Task description: Copy each line below that contains "class".

Extracted information:

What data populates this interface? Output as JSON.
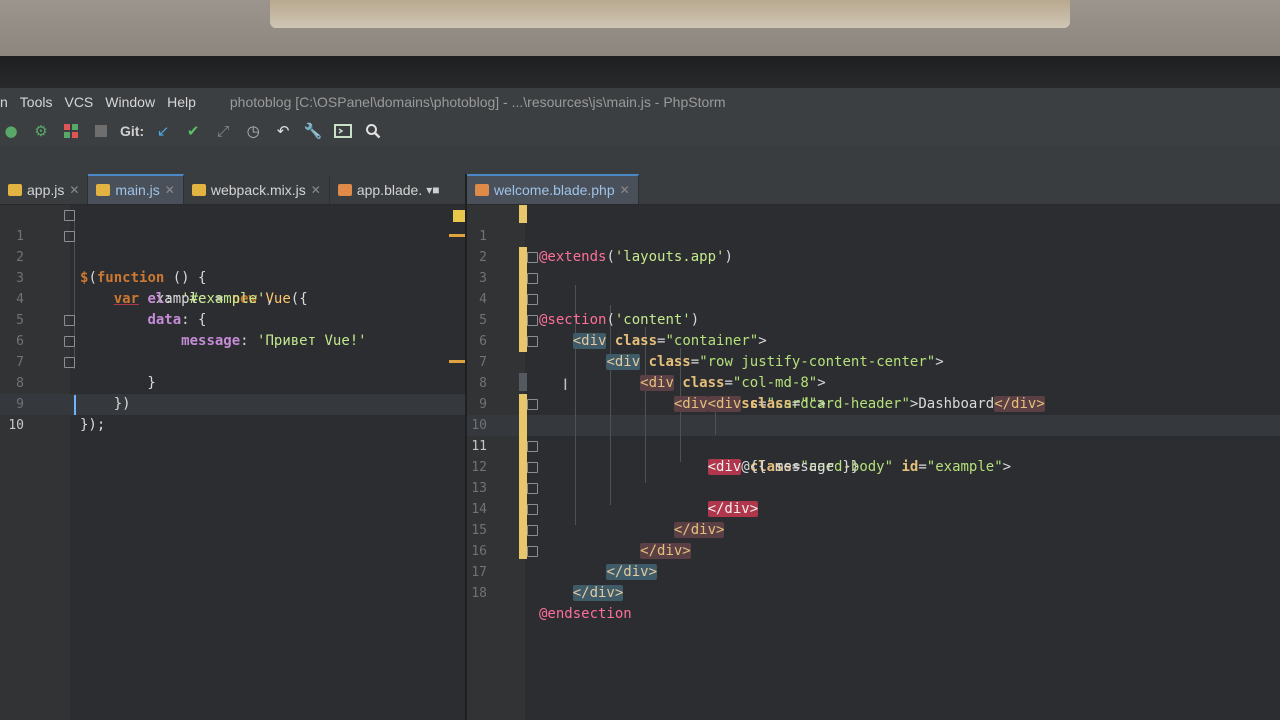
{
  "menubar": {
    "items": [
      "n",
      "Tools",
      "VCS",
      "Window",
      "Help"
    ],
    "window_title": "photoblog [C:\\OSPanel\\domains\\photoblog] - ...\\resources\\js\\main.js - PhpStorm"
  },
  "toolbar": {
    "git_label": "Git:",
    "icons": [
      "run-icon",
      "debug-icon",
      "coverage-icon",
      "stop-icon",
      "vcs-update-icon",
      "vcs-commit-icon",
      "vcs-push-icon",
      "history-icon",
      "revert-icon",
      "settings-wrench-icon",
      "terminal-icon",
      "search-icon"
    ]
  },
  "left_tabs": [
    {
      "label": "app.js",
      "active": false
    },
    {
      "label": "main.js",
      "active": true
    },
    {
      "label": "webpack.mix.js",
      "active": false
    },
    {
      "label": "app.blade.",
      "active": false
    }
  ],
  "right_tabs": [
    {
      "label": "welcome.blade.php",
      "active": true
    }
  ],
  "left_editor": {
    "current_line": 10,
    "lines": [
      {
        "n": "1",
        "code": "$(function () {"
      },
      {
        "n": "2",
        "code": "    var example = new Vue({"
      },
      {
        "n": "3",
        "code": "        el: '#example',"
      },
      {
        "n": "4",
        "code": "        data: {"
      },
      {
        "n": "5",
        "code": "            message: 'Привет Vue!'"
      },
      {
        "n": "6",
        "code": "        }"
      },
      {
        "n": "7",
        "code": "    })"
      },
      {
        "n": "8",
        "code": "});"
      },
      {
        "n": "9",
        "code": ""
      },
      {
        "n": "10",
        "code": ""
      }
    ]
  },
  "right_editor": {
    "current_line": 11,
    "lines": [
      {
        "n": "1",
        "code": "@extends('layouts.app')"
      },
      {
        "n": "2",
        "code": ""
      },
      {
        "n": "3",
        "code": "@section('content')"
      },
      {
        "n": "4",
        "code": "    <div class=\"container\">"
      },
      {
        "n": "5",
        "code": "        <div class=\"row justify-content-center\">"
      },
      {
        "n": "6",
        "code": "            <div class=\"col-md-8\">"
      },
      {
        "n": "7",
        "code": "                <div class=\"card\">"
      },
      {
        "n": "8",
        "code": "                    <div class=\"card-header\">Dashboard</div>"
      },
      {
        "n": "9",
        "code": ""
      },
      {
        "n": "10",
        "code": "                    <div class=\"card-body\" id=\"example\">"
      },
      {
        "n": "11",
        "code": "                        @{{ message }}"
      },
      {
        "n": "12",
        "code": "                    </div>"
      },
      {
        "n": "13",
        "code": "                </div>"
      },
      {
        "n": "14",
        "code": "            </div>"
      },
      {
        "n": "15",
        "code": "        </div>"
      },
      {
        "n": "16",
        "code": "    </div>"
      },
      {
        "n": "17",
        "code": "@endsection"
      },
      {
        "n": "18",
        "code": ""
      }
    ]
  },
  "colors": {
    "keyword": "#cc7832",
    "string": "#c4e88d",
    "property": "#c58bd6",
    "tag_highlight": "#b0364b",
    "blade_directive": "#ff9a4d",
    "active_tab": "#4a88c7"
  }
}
---
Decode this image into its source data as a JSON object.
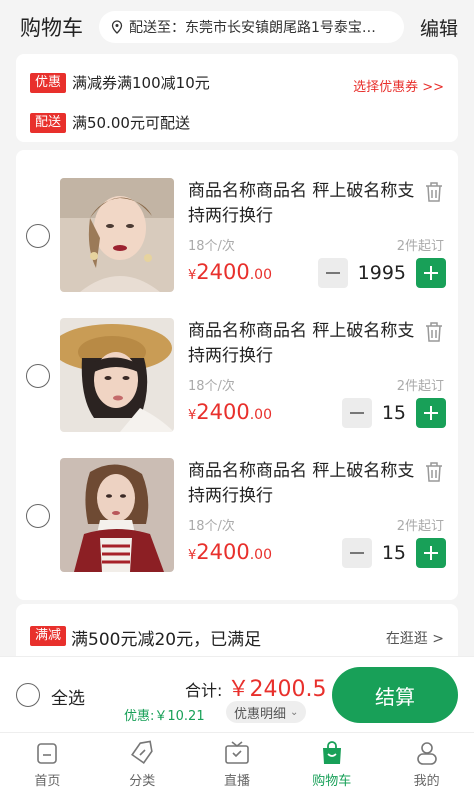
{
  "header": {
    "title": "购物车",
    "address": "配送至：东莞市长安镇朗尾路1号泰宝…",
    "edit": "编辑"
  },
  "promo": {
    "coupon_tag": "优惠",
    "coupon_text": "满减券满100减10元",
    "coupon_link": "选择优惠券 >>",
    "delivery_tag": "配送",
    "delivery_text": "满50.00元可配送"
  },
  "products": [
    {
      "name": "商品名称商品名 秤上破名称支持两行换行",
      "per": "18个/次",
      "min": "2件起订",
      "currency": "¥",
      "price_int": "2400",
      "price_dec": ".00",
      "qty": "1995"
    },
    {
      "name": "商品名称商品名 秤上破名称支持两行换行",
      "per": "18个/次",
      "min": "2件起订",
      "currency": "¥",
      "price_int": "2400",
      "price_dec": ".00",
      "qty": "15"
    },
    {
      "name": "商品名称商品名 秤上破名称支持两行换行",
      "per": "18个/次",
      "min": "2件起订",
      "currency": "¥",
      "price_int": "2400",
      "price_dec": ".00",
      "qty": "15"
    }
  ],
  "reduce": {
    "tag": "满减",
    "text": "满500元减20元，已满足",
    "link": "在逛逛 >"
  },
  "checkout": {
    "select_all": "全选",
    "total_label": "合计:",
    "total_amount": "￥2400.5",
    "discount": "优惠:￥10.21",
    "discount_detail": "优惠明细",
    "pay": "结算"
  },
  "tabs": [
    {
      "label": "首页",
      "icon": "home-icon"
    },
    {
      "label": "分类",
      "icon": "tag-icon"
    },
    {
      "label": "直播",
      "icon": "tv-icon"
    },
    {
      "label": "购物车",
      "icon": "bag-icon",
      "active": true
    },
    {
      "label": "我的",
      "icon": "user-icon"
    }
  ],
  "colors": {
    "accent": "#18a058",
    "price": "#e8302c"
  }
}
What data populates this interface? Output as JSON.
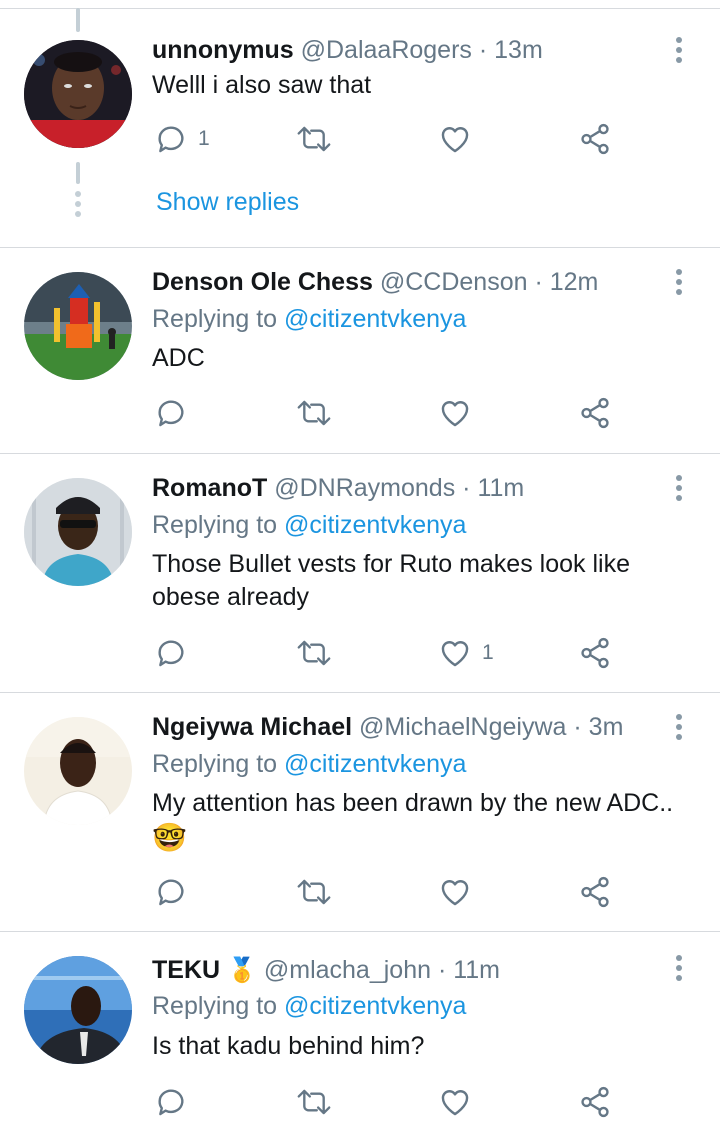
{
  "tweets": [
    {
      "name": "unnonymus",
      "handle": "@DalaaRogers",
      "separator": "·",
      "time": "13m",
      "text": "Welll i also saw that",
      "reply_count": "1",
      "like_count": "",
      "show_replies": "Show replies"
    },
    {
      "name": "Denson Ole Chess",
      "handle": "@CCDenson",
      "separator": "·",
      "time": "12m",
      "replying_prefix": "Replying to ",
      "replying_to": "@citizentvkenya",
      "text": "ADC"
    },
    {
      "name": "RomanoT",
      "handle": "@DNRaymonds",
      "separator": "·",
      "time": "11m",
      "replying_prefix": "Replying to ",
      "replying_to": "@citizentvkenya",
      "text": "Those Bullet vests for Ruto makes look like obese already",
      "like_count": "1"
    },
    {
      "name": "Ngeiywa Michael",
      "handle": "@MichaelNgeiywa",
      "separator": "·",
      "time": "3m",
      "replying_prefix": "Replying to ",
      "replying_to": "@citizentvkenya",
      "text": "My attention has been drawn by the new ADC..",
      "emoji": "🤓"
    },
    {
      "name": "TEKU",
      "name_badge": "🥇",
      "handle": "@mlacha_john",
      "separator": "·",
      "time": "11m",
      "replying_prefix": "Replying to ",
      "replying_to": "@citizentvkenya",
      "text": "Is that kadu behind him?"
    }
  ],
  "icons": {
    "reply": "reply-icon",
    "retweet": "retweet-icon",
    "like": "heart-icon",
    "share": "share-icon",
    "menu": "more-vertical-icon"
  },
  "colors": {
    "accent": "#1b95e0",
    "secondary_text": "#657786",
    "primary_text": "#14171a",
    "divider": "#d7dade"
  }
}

Written answer:
        "code": "    <div class=\"container\">"
        "code": "        <div class=\"row justify-content-center\">"
        "code": "            <div class=\"col-md-8\">"
        "code": "                <div class=\"card\">"
        "code": "                    <div class=\"card-header\">Dashboard</div>"
        "code": "                    <div class=\"card-body\" id=\"example\">"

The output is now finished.